:: Material for the task

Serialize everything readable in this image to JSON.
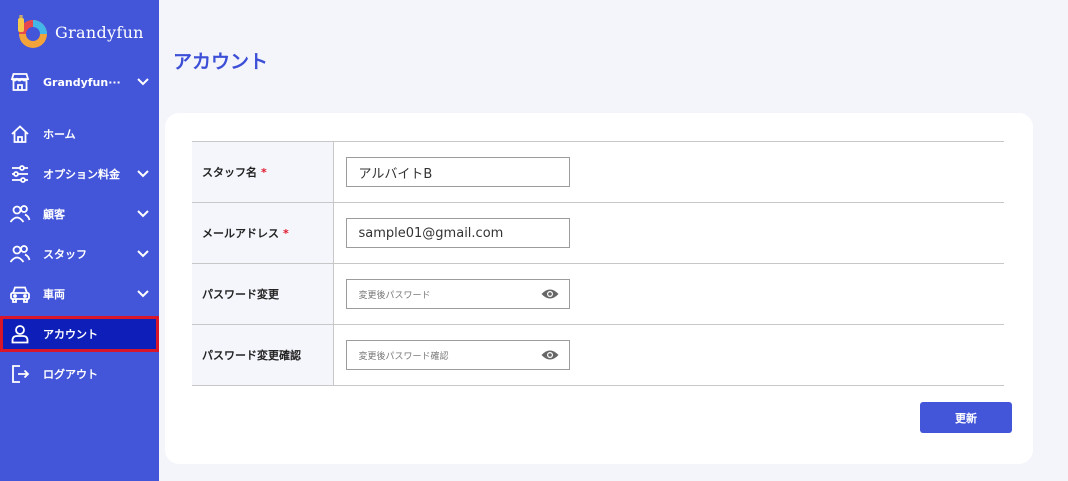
{
  "brand": {
    "name": "Grandyfun"
  },
  "store_selector": {
    "label": "Grandyfun···"
  },
  "sidebar": {
    "items": [
      {
        "label": "ホーム"
      },
      {
        "label": "オプション料金"
      },
      {
        "label": "顧客"
      },
      {
        "label": "スタッフ"
      },
      {
        "label": "車両"
      },
      {
        "label": "アカウント"
      },
      {
        "label": "ログアウト"
      }
    ]
  },
  "page": {
    "title": "アカウント"
  },
  "form": {
    "rows": [
      {
        "label": "スタッフ名",
        "required": "*",
        "value": "アルバイトB"
      },
      {
        "label": "メールアドレス",
        "required": "*",
        "value": "sample01@gmail.com"
      },
      {
        "label": "パスワード変更",
        "placeholder": "変更後パスワード"
      },
      {
        "label": "パスワード変更確認",
        "placeholder": "変更後パスワード確認"
      }
    ],
    "submit_label": "更新"
  },
  "colors": {
    "sidebar_bg": "#4355d9",
    "active_bg": "#0d1fb8",
    "active_outline": "#d9152a",
    "accent": "#3c4fd6",
    "required": "#e0182c"
  }
}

::::

§ **Task description**
Leave out every line without the string "value" and copy the rest.

§ **The response**
        "value": "アルバイトB"
        "value": "sample01@gmail.com"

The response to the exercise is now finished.